-- Start Dataset extract --

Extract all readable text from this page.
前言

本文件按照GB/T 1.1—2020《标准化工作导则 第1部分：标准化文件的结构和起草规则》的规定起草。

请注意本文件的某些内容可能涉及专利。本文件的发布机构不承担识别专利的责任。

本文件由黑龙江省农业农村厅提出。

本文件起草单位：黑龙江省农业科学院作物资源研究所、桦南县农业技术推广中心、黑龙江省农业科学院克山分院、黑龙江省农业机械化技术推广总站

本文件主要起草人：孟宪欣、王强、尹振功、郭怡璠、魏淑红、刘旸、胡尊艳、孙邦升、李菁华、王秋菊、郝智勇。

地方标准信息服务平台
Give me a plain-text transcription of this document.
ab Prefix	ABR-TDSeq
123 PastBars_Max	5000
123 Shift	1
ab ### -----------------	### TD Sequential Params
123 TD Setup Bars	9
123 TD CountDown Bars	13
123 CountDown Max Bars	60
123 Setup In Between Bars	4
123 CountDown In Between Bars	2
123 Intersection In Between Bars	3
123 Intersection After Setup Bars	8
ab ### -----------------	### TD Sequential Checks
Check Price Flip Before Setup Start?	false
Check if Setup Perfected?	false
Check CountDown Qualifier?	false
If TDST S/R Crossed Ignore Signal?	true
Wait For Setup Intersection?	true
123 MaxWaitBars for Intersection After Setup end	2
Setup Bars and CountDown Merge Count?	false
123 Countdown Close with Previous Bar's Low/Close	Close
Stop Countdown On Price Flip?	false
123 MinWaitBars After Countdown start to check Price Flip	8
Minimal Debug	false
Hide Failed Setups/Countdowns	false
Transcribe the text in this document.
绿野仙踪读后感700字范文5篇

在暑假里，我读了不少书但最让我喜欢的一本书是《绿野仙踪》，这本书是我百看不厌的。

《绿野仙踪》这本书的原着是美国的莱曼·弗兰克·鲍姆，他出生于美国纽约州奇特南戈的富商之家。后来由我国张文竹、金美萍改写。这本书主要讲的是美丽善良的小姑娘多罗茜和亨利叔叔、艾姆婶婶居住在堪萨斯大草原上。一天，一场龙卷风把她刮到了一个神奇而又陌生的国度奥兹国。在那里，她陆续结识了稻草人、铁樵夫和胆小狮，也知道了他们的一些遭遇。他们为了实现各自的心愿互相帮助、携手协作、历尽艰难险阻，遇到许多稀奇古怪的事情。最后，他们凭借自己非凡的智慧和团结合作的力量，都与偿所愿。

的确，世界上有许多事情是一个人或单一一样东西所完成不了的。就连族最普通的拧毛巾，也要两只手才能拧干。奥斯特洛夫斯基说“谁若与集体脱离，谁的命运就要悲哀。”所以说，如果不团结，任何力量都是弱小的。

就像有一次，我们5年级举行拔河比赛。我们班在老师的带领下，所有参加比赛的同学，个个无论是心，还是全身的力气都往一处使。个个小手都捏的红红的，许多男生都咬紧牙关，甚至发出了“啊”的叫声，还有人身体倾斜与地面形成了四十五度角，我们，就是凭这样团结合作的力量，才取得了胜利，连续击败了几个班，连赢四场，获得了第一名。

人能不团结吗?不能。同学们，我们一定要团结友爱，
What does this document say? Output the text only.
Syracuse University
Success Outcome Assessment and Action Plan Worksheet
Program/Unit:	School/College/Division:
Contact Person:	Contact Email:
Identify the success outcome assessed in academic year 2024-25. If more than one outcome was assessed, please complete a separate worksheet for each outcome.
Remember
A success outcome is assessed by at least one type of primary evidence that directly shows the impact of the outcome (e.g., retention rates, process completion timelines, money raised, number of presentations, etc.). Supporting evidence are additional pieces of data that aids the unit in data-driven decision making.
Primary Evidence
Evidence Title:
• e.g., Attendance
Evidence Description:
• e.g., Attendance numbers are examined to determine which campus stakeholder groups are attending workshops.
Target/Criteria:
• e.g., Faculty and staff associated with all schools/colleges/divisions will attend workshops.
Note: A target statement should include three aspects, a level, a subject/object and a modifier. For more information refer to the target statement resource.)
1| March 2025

-- End Dataset extract --
-- Start Dataset extract --

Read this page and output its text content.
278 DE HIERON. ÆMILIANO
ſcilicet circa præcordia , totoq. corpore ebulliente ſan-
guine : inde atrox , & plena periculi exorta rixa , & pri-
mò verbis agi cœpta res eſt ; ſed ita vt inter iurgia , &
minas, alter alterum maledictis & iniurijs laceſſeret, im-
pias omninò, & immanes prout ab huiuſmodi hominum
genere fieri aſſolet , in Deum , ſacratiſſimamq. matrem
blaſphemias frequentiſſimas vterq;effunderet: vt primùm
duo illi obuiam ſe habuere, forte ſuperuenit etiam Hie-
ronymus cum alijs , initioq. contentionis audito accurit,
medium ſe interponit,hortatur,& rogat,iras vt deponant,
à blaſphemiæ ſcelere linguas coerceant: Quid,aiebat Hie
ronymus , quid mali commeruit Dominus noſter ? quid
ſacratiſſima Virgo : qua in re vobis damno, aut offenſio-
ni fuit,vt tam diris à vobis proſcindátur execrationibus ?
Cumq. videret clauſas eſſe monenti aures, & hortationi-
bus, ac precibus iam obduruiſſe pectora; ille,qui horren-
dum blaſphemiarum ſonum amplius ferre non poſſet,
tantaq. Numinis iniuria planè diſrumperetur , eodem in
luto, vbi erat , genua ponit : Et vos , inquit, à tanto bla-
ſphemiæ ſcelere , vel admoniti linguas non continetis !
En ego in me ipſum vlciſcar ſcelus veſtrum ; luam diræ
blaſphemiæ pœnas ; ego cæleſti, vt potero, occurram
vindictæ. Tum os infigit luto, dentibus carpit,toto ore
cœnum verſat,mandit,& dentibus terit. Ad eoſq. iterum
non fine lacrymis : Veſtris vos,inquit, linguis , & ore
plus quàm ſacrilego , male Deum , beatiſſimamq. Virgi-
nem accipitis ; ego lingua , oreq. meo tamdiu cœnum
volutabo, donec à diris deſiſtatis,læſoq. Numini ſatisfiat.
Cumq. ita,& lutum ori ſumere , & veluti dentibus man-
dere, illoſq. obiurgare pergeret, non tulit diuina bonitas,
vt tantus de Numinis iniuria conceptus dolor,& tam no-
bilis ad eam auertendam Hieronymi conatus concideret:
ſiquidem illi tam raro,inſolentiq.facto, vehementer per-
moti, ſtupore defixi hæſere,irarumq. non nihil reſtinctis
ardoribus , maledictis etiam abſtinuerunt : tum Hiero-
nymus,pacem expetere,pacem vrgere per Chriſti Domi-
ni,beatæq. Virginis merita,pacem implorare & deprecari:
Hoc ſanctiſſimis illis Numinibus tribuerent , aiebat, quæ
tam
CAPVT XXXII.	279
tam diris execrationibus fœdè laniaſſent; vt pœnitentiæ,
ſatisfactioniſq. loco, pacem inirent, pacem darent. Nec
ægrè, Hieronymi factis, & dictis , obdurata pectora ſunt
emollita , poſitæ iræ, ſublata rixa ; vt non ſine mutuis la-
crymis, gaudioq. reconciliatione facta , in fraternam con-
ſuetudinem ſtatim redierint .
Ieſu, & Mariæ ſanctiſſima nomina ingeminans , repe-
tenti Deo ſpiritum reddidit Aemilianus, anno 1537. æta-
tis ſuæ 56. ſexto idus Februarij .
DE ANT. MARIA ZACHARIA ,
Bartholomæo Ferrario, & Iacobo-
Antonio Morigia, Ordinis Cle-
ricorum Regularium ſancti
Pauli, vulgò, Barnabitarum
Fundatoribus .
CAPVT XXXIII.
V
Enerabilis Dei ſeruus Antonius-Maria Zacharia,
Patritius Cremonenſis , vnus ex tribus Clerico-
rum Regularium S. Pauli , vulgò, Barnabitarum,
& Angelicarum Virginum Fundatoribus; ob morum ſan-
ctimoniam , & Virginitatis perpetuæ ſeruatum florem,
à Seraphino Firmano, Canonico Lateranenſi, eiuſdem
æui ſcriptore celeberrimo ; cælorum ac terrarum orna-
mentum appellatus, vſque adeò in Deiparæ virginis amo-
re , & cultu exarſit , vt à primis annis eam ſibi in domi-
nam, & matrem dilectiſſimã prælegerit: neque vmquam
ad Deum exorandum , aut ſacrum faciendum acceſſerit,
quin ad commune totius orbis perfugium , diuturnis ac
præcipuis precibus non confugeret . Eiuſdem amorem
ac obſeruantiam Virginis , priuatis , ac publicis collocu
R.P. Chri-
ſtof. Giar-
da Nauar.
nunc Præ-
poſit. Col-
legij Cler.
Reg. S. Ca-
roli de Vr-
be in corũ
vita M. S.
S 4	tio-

-- End Dataset extract --

*Exercise goal:* Your task is to pick out every line with the string "aiebat" and copy it.

*Response below:*
à blaſphemiæ ſcelere linguas coerceant: Quid,aiebat Hie
Hoc ſanctiſſimis illis Numinibus tribuerent , aiebat, quæ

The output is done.